- Input for this task -
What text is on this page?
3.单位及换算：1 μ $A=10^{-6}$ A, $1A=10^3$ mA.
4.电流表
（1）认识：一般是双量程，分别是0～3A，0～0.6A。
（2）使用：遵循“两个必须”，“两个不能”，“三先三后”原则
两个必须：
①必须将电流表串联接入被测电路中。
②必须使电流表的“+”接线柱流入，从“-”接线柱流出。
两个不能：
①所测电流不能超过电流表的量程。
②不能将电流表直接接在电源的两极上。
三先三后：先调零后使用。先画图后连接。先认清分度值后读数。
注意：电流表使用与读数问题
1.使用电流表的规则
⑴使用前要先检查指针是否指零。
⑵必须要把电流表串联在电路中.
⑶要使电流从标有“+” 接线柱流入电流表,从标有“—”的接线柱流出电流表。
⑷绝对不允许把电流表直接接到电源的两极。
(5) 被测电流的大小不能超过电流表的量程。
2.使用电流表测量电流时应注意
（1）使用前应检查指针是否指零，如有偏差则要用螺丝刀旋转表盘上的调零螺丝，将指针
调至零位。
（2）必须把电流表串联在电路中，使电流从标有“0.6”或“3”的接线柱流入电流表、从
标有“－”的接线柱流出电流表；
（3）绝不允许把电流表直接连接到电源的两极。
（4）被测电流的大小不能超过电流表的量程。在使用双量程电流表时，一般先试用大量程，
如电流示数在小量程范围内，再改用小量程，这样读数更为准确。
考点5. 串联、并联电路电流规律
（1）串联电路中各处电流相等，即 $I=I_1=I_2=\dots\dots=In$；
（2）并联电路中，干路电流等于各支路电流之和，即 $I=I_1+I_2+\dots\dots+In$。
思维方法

- To be done -
Give back the whole listing exactly as it reads.

- Written solution -
What text is on this page?
3.单位及换算：1 μ $A=10^{-6}$ A, $1A=10^3$ mA.
4.电流表
（1）认识：一般是双量程，分别是0～3A，0～0.6A。
（2）使用：遵循“两个必须”，“两个不能”，“三先三后”原则
两个必须：
①必须将电流表串联接入被测电路中。
②必须使电流表的“+”接线柱流入，从“-”接线柱流出。
两个不能：
①所测电流不能超过电流表的量程。
②不能将电流表直接接在电源的两极上。
三先三后：先调零后使用。先画图后连接。先认清分度值后读数。
注意：电流表使用与读数问题
1.使用电流表的规则
⑴使用前要先检查指针是否指零。
⑵必须要把电流表串联在电路中.
⑶要使电流从标有“+” 接线柱流入电流表,从标有“—”的接线柱流出电流表。
⑷绝对不允许把电流表直接接到电源的两极。
(5) 被测电流的大小不能超过电流表的量程。
2.使用电流表测量电流时应注意
（1）使用前应检查指针是否指零，如有偏差则要用螺丝刀旋转表盘上的调零螺丝，将指针
调至零位。
（2）必须把电流表串联在电路中，使电流从标有“0.6”或“3”的接线柱流入电流表、从
标有“－”的接线柱流出电流表；
（3）绝不允许把电流表直接连接到电源的两极。
（4）被测电流的大小不能超过电流表的量程。在使用双量程电流表时，一般先试用大量程，
如电流示数在小量程范围内，再改用小量程，这样读数更为准确。
考点5. 串联、并联电路电流规律
（1）串联电路中各处电流相等，即 $I=I_1=I_2=\dots\dots=In$；
（2）并联电路中，干路电流等于各支路电流之和，即 $I=I_1+I_2+\dots\dots+In$。
思维方法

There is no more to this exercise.